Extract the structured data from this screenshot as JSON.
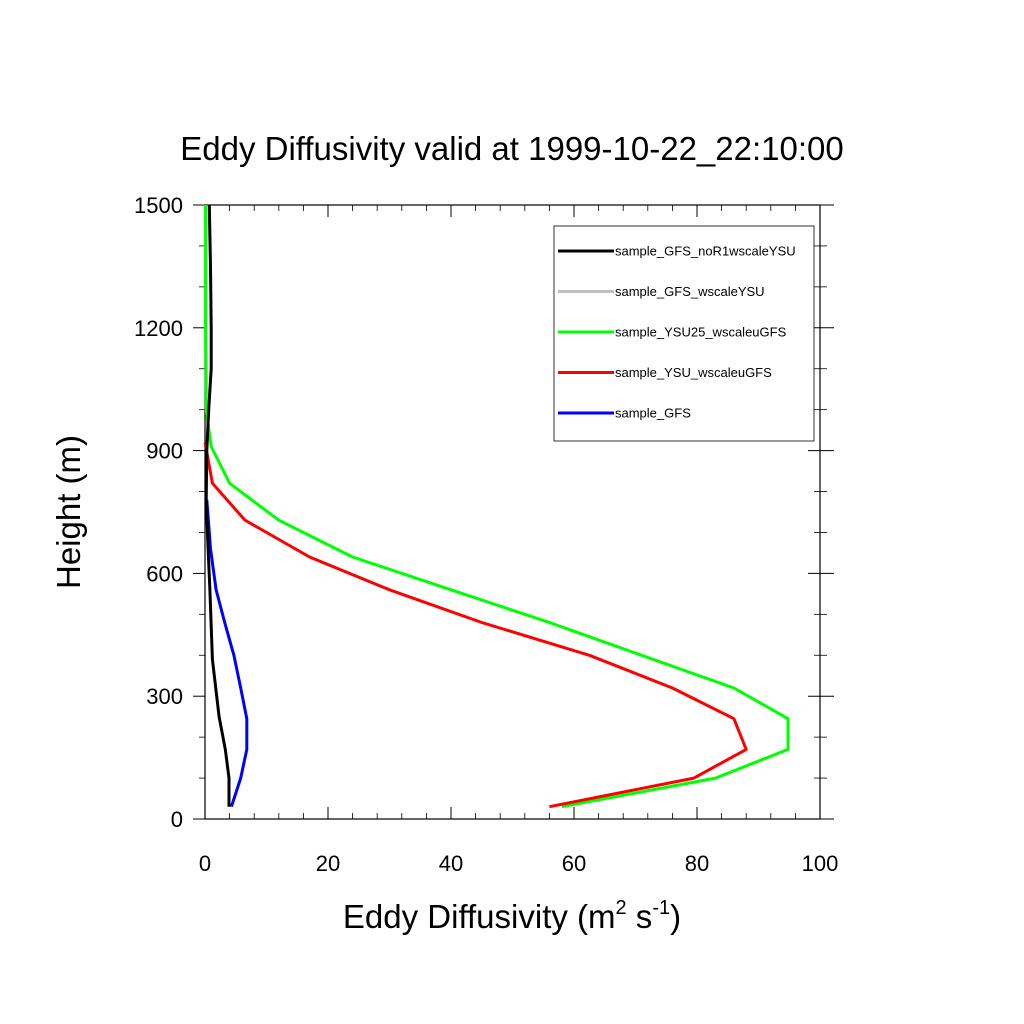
{
  "chart_data": {
    "type": "line",
    "title": "Eddy Diffusivity valid at 1999-10-22_22:10:00",
    "xlabel": {
      "base": "Eddy Diffusivity (m",
      "sup1": "2",
      "mid": " s",
      "sup2": "-1",
      "end": ")"
    },
    "ylabel": "Height (m)",
    "xlim": [
      0,
      100
    ],
    "ylim": [
      0,
      1500
    ],
    "xticks": [
      0,
      20,
      40,
      60,
      80,
      100
    ],
    "yticks": [
      0,
      300,
      600,
      900,
      1200,
      1500
    ],
    "grid": false,
    "legend_position": "top-right",
    "series": [
      {
        "name": "sample_GFS_noR1wscaleYSU",
        "color": "#000000",
        "x": [
          3.9,
          3.9,
          3.3,
          2.3,
          1.2,
          0.8,
          0.5,
          0.2,
          0.3,
          0.6,
          1.0,
          1.0,
          0.9,
          0.7
        ],
        "y": [
          30,
          100,
          170,
          250,
          390,
          560,
          660,
          780,
          900,
          1000,
          1100,
          1200,
          1350,
          1500
        ]
      },
      {
        "name": "sample_GFS_wscaleYSU",
        "color": "#c0c0c0",
        "x": [],
        "y": []
      },
      {
        "name": "sample_YSU25_wscaleuGFS",
        "color": "#00ff00",
        "x": [
          58.0,
          83.0,
          94.8,
          94.8,
          86.0,
          71.0,
          56.0,
          40.0,
          24.0,
          12.0,
          4.0,
          1.0,
          0.2,
          0.1,
          0.1,
          0.1
        ],
        "y": [
          30,
          100,
          170,
          245,
          320,
          400,
          480,
          560,
          640,
          730,
          820,
          910,
          1000,
          1200,
          1400,
          1500
        ]
      },
      {
        "name": "sample_YSU_wscaleuGFS",
        "color": "#ff0000",
        "x": [
          56.0,
          79.5,
          88.0,
          86.0,
          76.0,
          62.5,
          45.0,
          30.0,
          17.0,
          6.5,
          1.2,
          0.0
        ],
        "y": [
          30,
          100,
          170,
          245,
          320,
          400,
          480,
          560,
          640,
          730,
          820,
          920
        ]
      },
      {
        "name": "sample_GFS",
        "color": "#0000ff",
        "x": [
          4.3,
          5.8,
          6.8,
          6.8,
          5.8,
          4.7,
          3.2,
          1.8,
          0.9,
          0.3
        ],
        "y": [
          30,
          100,
          170,
          245,
          320,
          400,
          480,
          560,
          660,
          780
        ]
      }
    ]
  }
}
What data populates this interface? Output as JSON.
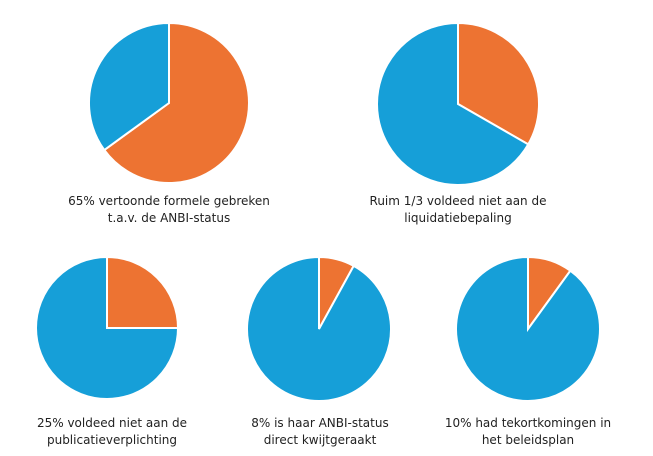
{
  "colors": {
    "highlight": "#ED7332",
    "rest": "#169FD8"
  },
  "chart_data": [
    {
      "type": "pie",
      "slices": [
        {
          "label": "highlight",
          "value": 65
        },
        {
          "label": "rest",
          "value": 35
        }
      ],
      "caption": [
        "65% vertoonde formele gebreken",
        "t.a.v. de ANBI-status"
      ]
    },
    {
      "type": "pie",
      "slices": [
        {
          "label": "highlight",
          "value": 33.3
        },
        {
          "label": "rest",
          "value": 66.7
        }
      ],
      "caption": [
        "Ruim 1/3 voldeed niet aan de",
        "liquidatiebepaling"
      ]
    },
    {
      "type": "pie",
      "slices": [
        {
          "label": "highlight",
          "value": 25
        },
        {
          "label": "rest",
          "value": 75
        }
      ],
      "caption": [
        "25% voldeed  niet aan de",
        "publicatieverplichting"
      ]
    },
    {
      "type": "pie",
      "slices": [
        {
          "label": "highlight",
          "value": 8
        },
        {
          "label": "rest",
          "value": 92
        }
      ],
      "caption": [
        "8% is haar ANBI-status",
        "direct kwijtgeraakt"
      ]
    },
    {
      "type": "pie",
      "slices": [
        {
          "label": "highlight",
          "value": 10
        },
        {
          "label": "rest",
          "value": 90
        }
      ],
      "caption": [
        "10% had tekortkomingen  in",
        "het beleidsplan"
      ]
    }
  ]
}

» **WORK TO COMPLETE**: Find the lines holding "ANBI" and list every one.

» **REPLY TO THE EXERCISE**:
        "t.a.v. de ANBI-status"
        "8% is haar ANBI-status",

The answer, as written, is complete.